Material provided —

Start

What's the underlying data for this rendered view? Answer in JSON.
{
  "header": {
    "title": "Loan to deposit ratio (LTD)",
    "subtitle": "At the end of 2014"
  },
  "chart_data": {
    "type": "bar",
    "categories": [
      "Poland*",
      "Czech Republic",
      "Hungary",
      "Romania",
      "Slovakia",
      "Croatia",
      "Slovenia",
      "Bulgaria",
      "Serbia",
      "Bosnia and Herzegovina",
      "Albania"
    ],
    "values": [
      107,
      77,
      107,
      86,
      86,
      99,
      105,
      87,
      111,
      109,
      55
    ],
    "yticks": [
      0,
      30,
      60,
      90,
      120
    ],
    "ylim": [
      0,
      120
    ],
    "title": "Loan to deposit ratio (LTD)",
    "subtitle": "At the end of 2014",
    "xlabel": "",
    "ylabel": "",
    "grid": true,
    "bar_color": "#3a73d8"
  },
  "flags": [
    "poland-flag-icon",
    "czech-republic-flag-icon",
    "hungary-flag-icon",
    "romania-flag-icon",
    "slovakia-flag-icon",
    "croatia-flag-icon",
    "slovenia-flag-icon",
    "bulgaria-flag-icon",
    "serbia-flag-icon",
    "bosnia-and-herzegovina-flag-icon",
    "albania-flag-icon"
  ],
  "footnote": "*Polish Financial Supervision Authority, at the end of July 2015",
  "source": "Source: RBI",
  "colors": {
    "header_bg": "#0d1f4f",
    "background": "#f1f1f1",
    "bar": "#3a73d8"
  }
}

End

The exercise — Print every record exactly as it was given.

The completed task —
What's the underlying data for this rendered view? Answer in JSON.
{
  "header": {
    "title": "Loan to deposit ratio (LTD)",
    "subtitle": "At the end of 2014"
  },
  "chart_data": {
    "type": "bar",
    "categories": [
      "Poland*",
      "Czech Republic",
      "Hungary",
      "Romania",
      "Slovakia",
      "Croatia",
      "Slovenia",
      "Bulgaria",
      "Serbia",
      "Bosnia and Herzegovina",
      "Albania"
    ],
    "values": [
      107,
      77,
      107,
      86,
      86,
      99,
      105,
      87,
      111,
      109,
      55
    ],
    "yticks": [
      0,
      30,
      60,
      90,
      120
    ],
    "ylim": [
      0,
      120
    ],
    "title": "Loan to deposit ratio (LTD)",
    "subtitle": "At the end of 2014",
    "xlabel": "",
    "ylabel": "",
    "grid": true,
    "bar_color": "#3a73d8"
  },
  "flags": [
    "poland-flag-icon",
    "czech-republic-flag-icon",
    "hungary-flag-icon",
    "romania-flag-icon",
    "slovakia-flag-icon",
    "croatia-flag-icon",
    "slovenia-flag-icon",
    "bulgaria-flag-icon",
    "serbia-flag-icon",
    "bosnia-and-herzegovina-flag-icon",
    "albania-flag-icon"
  ],
  "footnote": "*Polish Financial Supervision Authority, at the end of July 2015",
  "source": "Source: RBI",
  "colors": {
    "header_bg": "#0d1f4f",
    "background": "#f1f1f1",
    "bar": "#3a73d8"
  }
}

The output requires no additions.